* **Exercise instructions**
Copy every line from the material below that holds "sizes".
#### Provided data ####
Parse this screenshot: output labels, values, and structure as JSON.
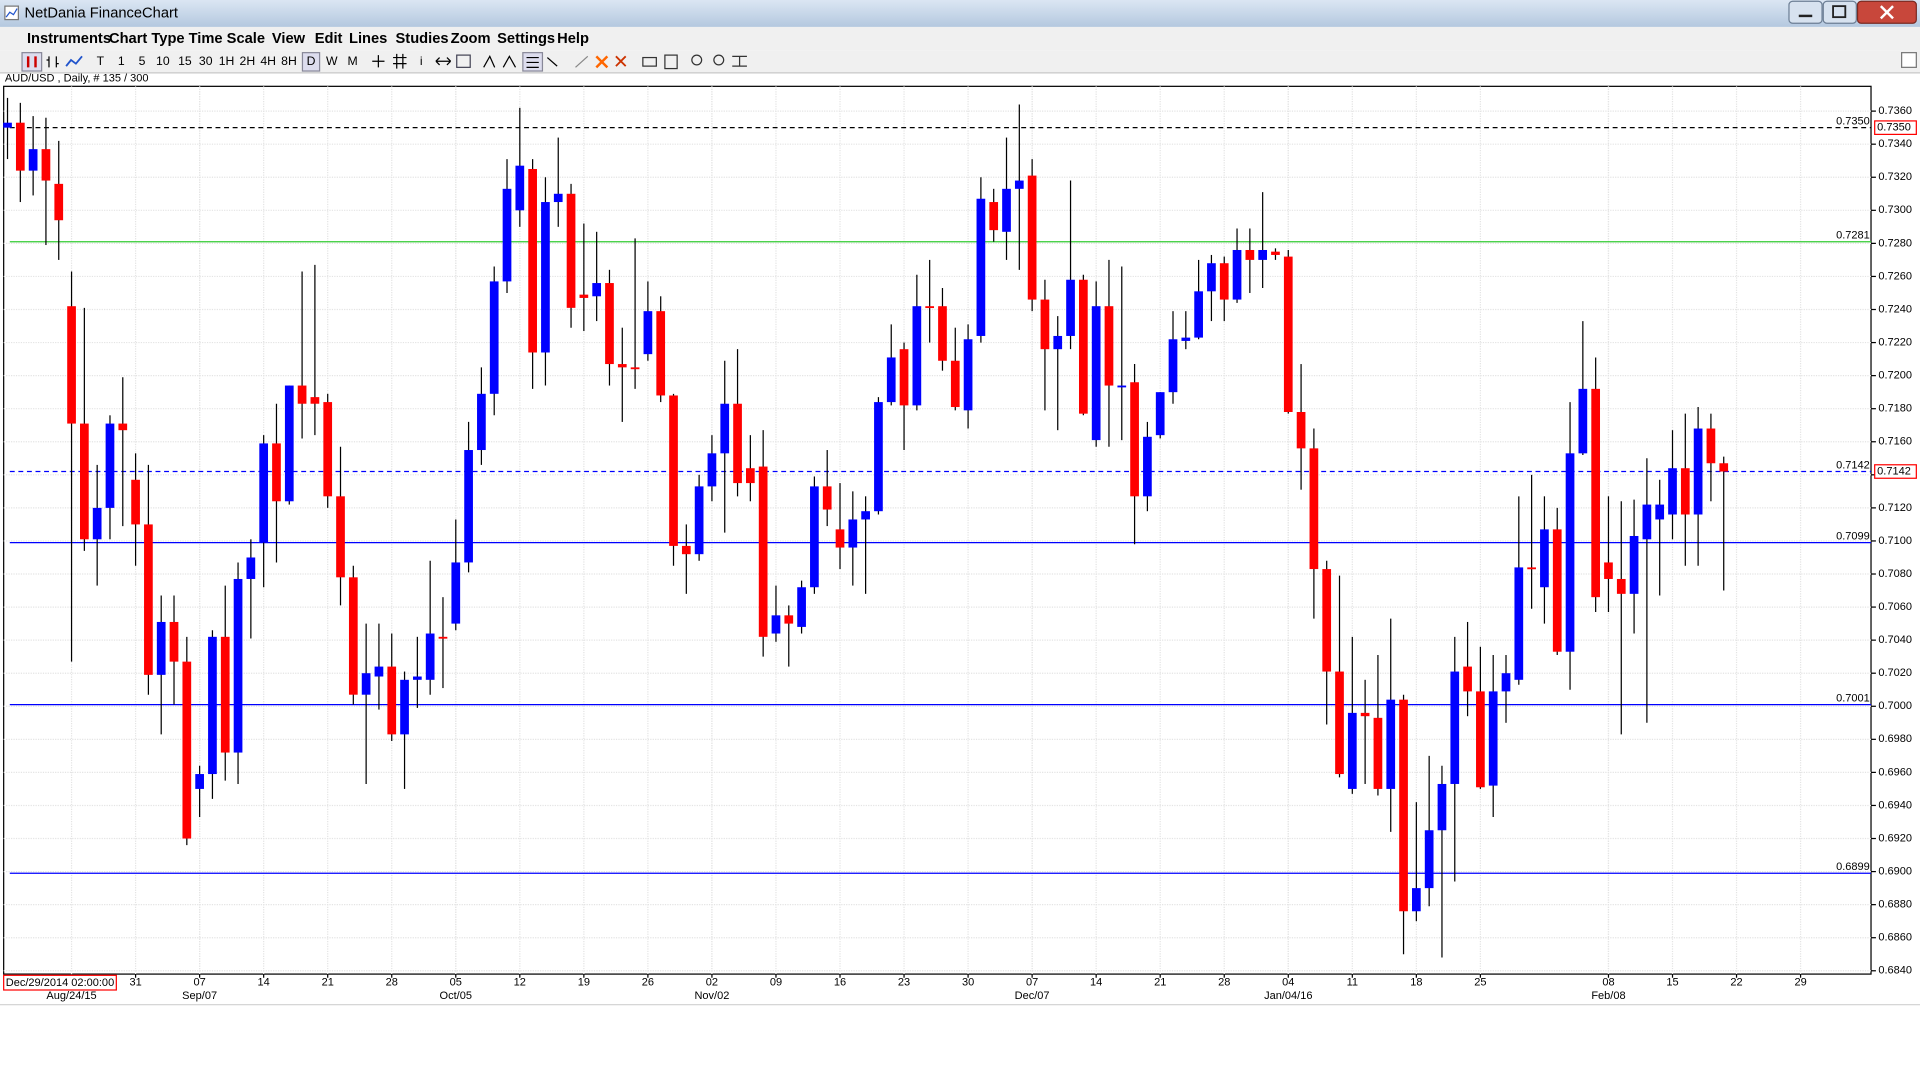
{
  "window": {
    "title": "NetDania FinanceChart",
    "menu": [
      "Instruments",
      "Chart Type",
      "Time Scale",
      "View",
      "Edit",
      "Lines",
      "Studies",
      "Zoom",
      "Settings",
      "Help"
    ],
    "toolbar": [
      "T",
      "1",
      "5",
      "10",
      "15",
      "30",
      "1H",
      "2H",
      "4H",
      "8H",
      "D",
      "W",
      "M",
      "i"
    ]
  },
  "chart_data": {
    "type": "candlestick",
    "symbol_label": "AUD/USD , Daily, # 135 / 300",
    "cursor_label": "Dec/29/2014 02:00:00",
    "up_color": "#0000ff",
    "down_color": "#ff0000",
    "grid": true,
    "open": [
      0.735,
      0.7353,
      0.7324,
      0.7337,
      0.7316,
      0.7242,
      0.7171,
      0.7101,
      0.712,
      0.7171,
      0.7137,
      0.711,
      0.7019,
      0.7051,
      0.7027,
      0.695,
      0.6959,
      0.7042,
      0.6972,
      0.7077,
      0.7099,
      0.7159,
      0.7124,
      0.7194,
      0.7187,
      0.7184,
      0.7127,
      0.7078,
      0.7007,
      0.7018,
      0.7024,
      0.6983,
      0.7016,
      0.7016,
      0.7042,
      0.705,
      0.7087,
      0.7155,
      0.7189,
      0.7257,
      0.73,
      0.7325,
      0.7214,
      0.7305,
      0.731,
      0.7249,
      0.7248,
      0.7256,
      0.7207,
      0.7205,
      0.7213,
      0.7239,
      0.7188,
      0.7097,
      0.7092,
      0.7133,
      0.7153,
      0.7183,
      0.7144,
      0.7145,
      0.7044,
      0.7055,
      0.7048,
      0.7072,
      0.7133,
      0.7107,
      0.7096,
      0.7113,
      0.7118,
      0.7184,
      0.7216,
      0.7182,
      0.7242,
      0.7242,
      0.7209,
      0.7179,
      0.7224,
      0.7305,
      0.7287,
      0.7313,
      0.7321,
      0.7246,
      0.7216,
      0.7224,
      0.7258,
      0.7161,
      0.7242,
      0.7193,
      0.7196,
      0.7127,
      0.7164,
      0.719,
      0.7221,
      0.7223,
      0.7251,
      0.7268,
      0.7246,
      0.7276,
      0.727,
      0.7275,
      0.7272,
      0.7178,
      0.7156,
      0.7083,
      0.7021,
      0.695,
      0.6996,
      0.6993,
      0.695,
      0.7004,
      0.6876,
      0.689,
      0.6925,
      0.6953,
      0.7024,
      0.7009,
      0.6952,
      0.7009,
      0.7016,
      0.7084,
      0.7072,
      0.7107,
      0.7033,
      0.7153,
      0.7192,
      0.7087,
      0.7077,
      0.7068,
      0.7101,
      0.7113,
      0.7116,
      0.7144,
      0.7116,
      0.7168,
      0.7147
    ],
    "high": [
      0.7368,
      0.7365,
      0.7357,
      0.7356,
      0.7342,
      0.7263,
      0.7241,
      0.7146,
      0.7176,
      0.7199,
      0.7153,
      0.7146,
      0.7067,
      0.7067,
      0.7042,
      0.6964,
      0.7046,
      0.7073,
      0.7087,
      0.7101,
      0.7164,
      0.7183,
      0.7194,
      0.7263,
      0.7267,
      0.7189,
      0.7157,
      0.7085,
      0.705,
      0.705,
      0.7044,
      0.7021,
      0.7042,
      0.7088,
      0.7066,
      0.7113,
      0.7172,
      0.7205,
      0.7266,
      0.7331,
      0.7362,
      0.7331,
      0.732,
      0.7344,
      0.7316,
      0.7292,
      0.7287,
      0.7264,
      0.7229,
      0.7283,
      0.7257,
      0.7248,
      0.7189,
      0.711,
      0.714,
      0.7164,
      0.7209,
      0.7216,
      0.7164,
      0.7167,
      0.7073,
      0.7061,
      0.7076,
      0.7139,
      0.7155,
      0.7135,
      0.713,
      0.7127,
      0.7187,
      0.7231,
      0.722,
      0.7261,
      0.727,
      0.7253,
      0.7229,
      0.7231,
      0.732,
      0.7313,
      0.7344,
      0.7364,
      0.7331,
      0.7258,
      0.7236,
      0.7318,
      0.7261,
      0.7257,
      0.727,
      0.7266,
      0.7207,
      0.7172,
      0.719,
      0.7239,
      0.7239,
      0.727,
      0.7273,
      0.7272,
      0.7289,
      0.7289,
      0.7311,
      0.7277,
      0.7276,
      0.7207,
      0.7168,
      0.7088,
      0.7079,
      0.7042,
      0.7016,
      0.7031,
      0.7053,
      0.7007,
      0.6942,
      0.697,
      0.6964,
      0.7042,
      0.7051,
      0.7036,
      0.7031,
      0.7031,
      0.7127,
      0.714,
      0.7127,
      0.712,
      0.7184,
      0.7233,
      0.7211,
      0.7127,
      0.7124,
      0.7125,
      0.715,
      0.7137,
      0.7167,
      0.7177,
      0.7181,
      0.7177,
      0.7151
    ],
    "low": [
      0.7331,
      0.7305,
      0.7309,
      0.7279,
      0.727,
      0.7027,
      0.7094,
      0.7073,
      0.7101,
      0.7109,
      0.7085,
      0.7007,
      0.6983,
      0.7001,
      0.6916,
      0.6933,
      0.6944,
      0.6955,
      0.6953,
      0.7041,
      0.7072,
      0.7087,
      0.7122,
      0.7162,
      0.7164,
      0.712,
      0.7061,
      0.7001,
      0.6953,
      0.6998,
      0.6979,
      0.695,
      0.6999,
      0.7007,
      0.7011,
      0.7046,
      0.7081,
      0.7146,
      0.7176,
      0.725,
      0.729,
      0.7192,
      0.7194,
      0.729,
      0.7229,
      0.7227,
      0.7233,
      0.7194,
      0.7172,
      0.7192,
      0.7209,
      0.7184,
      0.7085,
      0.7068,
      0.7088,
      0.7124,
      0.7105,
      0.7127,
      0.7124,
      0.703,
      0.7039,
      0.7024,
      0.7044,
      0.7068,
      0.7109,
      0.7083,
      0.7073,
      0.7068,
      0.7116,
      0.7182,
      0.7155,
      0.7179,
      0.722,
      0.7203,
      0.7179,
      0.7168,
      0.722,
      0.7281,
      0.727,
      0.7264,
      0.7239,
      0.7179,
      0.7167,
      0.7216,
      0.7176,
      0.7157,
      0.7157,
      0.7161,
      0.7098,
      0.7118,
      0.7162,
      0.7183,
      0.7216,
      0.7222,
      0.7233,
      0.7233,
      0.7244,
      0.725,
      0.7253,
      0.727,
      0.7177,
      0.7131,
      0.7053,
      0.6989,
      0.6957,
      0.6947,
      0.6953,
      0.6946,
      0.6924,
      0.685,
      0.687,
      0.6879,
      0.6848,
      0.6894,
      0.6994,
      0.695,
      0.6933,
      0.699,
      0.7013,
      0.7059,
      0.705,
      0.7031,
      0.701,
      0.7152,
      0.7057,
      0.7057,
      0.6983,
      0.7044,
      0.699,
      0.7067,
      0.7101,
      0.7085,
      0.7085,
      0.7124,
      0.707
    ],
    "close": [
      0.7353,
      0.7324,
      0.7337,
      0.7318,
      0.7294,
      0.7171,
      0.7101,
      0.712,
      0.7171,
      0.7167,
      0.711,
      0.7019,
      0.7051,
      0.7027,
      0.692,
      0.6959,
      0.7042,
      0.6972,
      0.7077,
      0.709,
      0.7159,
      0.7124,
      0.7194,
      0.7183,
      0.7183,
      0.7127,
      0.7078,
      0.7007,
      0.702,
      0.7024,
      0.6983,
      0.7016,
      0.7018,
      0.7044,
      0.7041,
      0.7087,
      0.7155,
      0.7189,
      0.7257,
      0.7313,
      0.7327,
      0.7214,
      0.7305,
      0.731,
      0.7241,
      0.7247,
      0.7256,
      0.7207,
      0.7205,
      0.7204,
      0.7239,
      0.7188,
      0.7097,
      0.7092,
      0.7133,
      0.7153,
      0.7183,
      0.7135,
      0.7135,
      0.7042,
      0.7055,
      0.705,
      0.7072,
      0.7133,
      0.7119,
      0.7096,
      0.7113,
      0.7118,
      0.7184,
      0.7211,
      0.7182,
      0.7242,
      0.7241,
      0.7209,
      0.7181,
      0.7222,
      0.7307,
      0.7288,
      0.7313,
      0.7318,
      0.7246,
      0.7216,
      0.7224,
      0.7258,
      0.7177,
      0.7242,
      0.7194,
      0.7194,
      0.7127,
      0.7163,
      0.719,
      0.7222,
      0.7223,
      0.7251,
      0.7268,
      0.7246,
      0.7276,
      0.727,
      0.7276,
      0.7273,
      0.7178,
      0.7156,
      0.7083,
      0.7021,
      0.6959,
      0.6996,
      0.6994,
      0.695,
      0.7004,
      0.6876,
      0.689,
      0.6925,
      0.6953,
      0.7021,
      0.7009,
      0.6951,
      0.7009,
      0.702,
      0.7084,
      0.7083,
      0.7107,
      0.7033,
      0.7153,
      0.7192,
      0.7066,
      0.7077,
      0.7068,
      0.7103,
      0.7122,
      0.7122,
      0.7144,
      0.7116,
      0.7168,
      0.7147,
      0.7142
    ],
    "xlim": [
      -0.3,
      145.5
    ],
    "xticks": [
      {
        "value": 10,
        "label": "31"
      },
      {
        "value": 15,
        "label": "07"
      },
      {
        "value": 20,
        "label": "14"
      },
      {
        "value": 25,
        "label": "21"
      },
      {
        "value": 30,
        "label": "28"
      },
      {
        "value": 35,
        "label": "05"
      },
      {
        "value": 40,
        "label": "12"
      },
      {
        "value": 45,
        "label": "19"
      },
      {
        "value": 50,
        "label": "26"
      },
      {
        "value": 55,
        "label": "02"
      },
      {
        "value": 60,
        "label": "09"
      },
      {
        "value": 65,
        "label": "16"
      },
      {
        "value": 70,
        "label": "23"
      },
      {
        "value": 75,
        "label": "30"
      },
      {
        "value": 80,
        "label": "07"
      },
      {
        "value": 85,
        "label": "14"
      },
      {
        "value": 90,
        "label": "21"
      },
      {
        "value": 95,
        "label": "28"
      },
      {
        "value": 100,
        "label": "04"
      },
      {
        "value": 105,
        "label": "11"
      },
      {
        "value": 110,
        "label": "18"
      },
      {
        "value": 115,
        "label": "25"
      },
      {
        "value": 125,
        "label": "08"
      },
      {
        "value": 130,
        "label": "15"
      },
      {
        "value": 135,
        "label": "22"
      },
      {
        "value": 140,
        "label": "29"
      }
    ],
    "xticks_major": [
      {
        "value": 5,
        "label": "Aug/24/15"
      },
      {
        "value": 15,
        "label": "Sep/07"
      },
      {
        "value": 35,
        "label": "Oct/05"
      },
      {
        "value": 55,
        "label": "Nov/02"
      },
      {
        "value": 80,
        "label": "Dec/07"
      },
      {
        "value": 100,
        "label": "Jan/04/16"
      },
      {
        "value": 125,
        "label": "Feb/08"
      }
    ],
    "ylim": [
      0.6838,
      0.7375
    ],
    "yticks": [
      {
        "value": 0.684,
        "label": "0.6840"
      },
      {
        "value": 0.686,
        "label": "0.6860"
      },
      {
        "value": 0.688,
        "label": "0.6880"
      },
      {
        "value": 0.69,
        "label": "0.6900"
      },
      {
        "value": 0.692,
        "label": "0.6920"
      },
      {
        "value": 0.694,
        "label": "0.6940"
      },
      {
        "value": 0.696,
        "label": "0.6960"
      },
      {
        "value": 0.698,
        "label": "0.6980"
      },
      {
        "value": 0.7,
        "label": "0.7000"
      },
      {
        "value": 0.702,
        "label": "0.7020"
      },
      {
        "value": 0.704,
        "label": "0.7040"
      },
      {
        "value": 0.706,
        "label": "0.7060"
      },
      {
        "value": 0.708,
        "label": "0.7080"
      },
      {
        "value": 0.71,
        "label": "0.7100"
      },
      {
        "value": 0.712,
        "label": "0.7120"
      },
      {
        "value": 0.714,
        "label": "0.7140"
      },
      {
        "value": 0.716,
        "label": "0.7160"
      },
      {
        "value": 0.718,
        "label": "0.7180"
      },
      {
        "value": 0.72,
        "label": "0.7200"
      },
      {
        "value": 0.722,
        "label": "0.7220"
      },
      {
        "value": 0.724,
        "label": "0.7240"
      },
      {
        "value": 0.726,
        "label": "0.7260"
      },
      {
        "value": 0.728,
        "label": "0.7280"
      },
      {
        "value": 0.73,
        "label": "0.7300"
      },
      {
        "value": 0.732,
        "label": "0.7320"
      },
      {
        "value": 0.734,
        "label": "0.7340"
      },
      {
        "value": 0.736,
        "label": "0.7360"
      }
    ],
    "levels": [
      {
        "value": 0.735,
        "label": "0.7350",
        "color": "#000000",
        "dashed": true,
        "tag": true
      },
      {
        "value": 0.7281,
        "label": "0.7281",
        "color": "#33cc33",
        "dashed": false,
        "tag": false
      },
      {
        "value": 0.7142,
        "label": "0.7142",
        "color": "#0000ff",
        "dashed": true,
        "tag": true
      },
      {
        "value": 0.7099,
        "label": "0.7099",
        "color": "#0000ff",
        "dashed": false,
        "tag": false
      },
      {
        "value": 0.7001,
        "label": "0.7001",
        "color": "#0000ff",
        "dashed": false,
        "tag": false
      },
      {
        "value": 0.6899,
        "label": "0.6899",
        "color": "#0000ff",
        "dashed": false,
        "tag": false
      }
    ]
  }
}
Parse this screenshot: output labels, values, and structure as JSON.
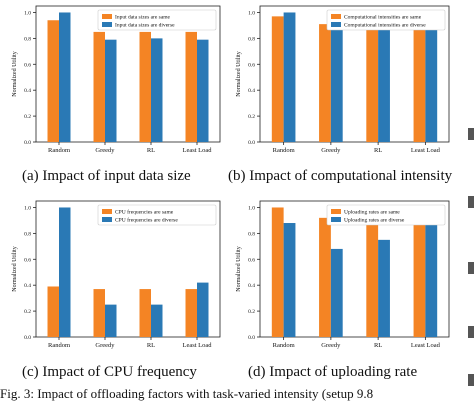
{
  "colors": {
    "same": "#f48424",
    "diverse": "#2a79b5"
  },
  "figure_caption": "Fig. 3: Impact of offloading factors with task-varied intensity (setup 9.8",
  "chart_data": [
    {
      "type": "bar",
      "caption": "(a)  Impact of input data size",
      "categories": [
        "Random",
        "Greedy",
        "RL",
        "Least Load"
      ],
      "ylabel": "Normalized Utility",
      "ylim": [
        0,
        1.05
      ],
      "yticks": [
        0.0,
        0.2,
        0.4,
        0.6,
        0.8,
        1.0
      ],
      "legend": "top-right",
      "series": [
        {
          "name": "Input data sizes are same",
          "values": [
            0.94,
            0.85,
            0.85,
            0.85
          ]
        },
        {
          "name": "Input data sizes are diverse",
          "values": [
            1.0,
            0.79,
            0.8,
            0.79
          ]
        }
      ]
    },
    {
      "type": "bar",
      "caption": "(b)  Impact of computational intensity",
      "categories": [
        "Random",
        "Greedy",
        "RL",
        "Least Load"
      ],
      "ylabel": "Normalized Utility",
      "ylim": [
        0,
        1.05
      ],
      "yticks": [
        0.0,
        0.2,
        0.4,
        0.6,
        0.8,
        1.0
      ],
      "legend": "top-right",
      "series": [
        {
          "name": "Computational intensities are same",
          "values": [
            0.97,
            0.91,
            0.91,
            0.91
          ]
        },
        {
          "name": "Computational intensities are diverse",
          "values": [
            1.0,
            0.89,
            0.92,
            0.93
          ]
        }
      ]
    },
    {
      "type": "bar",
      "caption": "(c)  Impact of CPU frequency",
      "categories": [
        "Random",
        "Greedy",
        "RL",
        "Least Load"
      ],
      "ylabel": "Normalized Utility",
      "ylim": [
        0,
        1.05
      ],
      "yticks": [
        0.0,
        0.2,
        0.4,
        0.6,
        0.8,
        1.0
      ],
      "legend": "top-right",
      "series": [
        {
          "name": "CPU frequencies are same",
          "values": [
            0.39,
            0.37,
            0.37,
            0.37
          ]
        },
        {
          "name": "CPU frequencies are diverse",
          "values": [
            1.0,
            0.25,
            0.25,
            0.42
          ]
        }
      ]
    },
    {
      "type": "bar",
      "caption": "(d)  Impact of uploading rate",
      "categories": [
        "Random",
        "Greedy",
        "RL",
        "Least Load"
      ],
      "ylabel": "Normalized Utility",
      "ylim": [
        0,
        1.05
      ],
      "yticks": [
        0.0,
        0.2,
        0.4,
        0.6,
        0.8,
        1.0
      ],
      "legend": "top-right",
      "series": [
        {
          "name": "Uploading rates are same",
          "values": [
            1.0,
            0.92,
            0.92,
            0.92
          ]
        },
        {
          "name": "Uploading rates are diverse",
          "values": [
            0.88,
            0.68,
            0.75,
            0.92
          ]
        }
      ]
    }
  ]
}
####
* **Problem solution**
          "name": "Input data sizes are same",
          "name": "Input data sizes are diverse",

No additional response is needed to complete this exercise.